## START SOURCE DOCUMENT
Then there are the ratings agencies. It is easy to say that their business model is plagued with conflicts of interest – but somewhat harder to devise a new one that is not. Part of the answer is that banks and investors should not think that ratings are a substitute for thought, and should rely on them less. But the agencies themselves need to work harder to demonstrate that their ratings staff are not influenced by commercial considerations, and to put in place mechanisms that protect them. The securities regulators will have to oversee those arrangements more closely.

Liquidity lessons

And then there is the fraught question of liquidity. Have regulators paid too much attention to bank solvency and too little to liquidity and the risks posed to particular business models if liquidity dries up? That seems to be one lesson from Northern Rock. Charles Goodhart of the London School of Economics has argued that this is the next great challenge for the Basel Committee, and that banks may have been unwisely allowed to hold far fewer liquid assets than they used to. In the 1970s, UK banks typically held about 30% of their assets in highly liquid form. The current figure is nearer 2%.

Increasing that proportion materially would be expensive. We should not require it without careful thought and strong justification. But the arguments are stronger than they seemed a few months ago. That, I forecast, will turn out to be the next great debate between the regulators and the regulated.

Howard Davies is a former chairman of the UK’s Financial Services Authority.
## END SOURCE DOCUMENT
## START STORED ROWS
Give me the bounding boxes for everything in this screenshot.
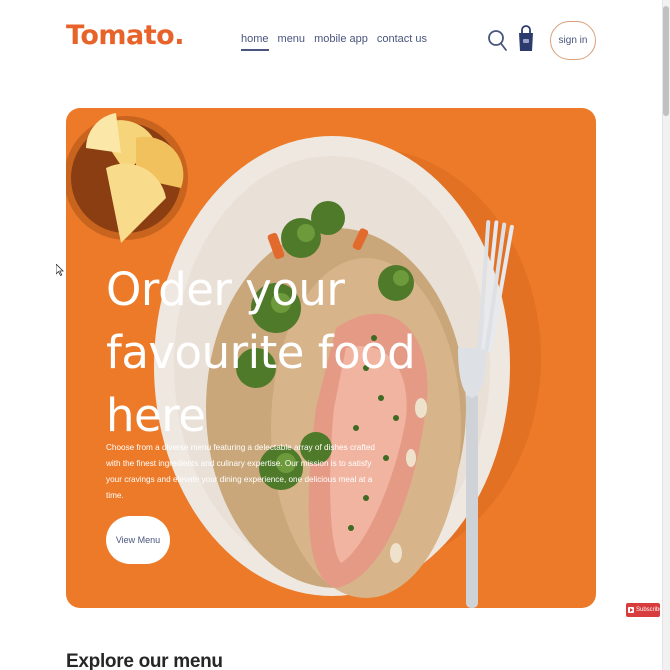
play-icon (628, 607, 634, 613)
sign-in-button[interactable]: sign in (550, 21, 596, 60)
basket-icon[interactable] (517, 25, 535, 53)
hero-banner: Order your favourite food here Choose fr… (66, 108, 596, 608)
hero-heading-line-1: Order your (106, 263, 345, 316)
navbar: Tomato. home menu mobile app contact us … (0, 0, 670, 80)
hero-heading: Order your favourite food here (106, 258, 436, 447)
logo[interactable]: Tomato. (66, 20, 184, 51)
subscribe-badge[interactable]: Subscribe (626, 603, 663, 617)
nav-link-mobile-app[interactable]: mobile app (314, 33, 368, 51)
hero-description: Choose from a diverse menu featuring a d… (106, 443, 375, 500)
search-icon[interactable] (486, 27, 508, 53)
scrollbar-thumb[interactable] (663, 6, 669, 116)
explore-menu-heading: Explore our menu (66, 651, 223, 670)
nav-link-contact-us[interactable]: contact us (377, 33, 427, 51)
mouse-cursor-icon (56, 264, 64, 276)
view-menu-button[interactable]: View Menu (106, 516, 170, 564)
hero-heading-line-2: favourite food here (106, 326, 416, 442)
page-scrollbar[interactable] (662, 0, 670, 670)
nav-link-home[interactable]: home (241, 33, 269, 51)
nav-link-menu[interactable]: menu (278, 33, 306, 51)
lemon-bowl (66, 113, 188, 243)
subscribe-label: Subscribe (636, 607, 663, 613)
nav-links: home menu mobile app contact us (241, 33, 427, 51)
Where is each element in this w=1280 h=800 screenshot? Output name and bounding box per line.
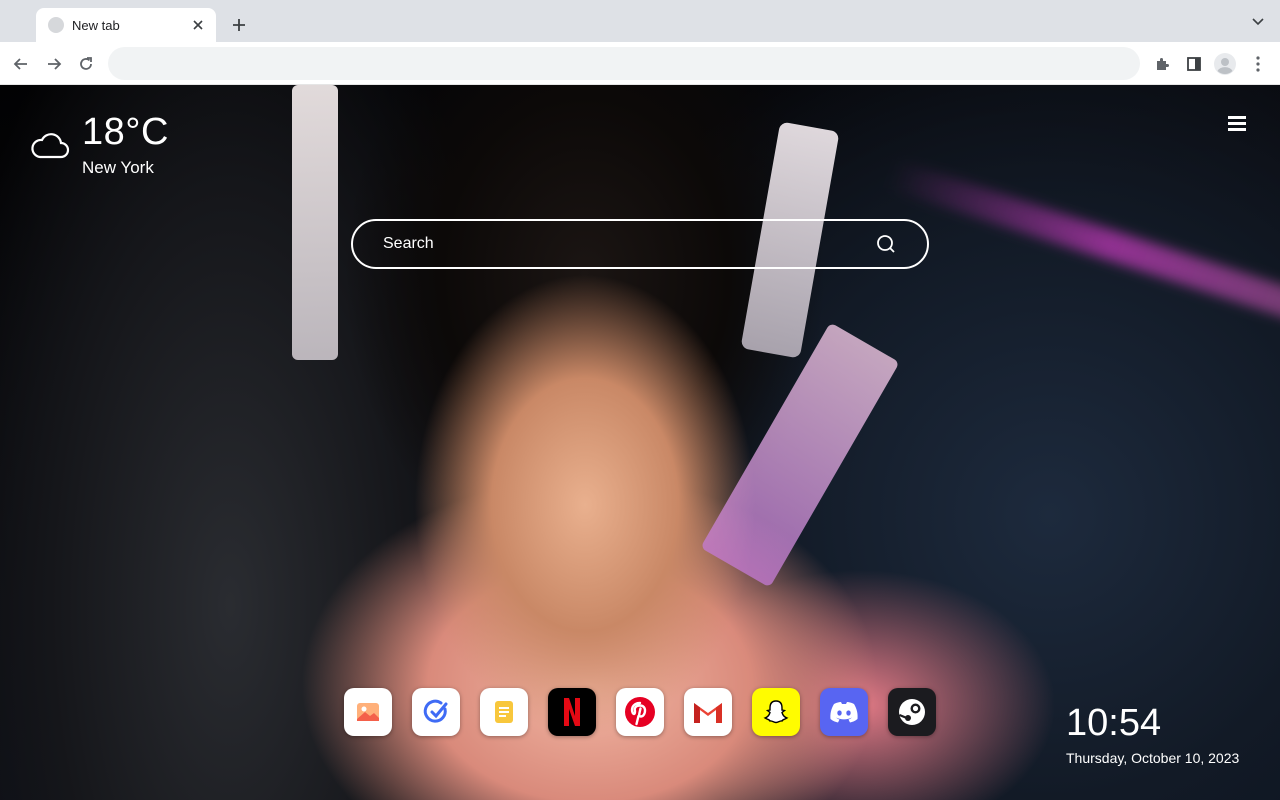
shortcut-netflix[interactable] xyxy=(548,688,596,736)
shortcut-dock xyxy=(344,688,936,736)
weather-temperature: 18°C xyxy=(82,111,169,153)
tab-search-chevron-icon[interactable] xyxy=(1250,14,1266,30)
tab-close-icon[interactable] xyxy=(190,17,206,33)
weather-widget[interactable]: 18°C New York xyxy=(30,112,169,178)
discord-icon xyxy=(830,702,858,723)
kebab-menu-icon[interactable] xyxy=(1246,52,1270,76)
back-arrow-icon[interactable] xyxy=(10,53,32,75)
new-tab-plus-icon[interactable] xyxy=(228,14,250,36)
forward-arrow-icon[interactable] xyxy=(43,53,65,75)
search-icon[interactable] xyxy=(875,233,897,255)
weather-city: New York xyxy=(82,158,154,177)
browser-toolbar xyxy=(0,42,1280,85)
tab-title: New tab xyxy=(72,17,120,33)
netflix-icon xyxy=(564,698,580,726)
shortcut-gmail[interactable] xyxy=(684,688,732,736)
shortcut-photos[interactable] xyxy=(344,688,392,736)
snapchat-icon xyxy=(763,700,789,724)
reload-icon[interactable] xyxy=(75,53,97,75)
steam-icon xyxy=(899,699,925,725)
shortcut-discord[interactable] xyxy=(820,688,868,736)
shortcut-pinterest[interactable] xyxy=(616,688,664,736)
tab-new-tab[interactable]: New tab xyxy=(36,8,216,42)
hamburger-menu-icon[interactable] xyxy=(1228,116,1250,134)
tab-favicon-icon xyxy=(48,17,64,33)
check-circle-icon xyxy=(423,699,448,723)
wallpaper-headphone-disc xyxy=(700,322,900,588)
search-bar xyxy=(351,219,929,269)
profile-avatar-icon[interactable] xyxy=(1213,52,1237,76)
shortcut-steam[interactable] xyxy=(888,688,936,736)
wallpaper-glow xyxy=(886,159,1280,331)
clock-date: Thursday, October 10, 2023 xyxy=(1066,750,1240,766)
clock-widget: 10:54 Thursday, October 10, 2023 xyxy=(1066,702,1239,766)
clock-time: 10:54 xyxy=(1066,702,1162,744)
shortcut-snapchat[interactable] xyxy=(752,688,800,736)
tab-strip: New tab xyxy=(0,0,1280,42)
search-input[interactable] xyxy=(353,221,875,267)
shortcut-todo[interactable] xyxy=(412,688,460,736)
gmail-icon xyxy=(694,703,722,723)
address-bar[interactable] xyxy=(108,47,1140,80)
side-panel-icon[interactable] xyxy=(1182,52,1206,76)
extensions-puzzle-icon[interactable] xyxy=(1150,52,1174,76)
cloud-icon xyxy=(31,133,70,159)
shortcut-notes[interactable] xyxy=(480,688,528,736)
pinterest-icon xyxy=(625,697,655,727)
notes-icon xyxy=(495,701,513,723)
wallpaper-headphone-left xyxy=(292,85,338,360)
gallery-icon xyxy=(357,703,379,721)
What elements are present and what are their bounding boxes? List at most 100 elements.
## END STORED ROWS
- **WHAT NEEDS TO BE DONE**:
In the piece on financial regulation:
(a) Who will have to oversee the ratings agencies' arrangements more closely?
(b) With which institution is Charles Goodhart identified?
(c) What share of their assets did UK banks typically hold in highly liquid form in the 1970s, and what is the current figure?

- **RESULT**:
(a) The securities regulators.
(b) The London School of Economics.
(c) About 30% in the 1970s; the current figure is nearer 2%.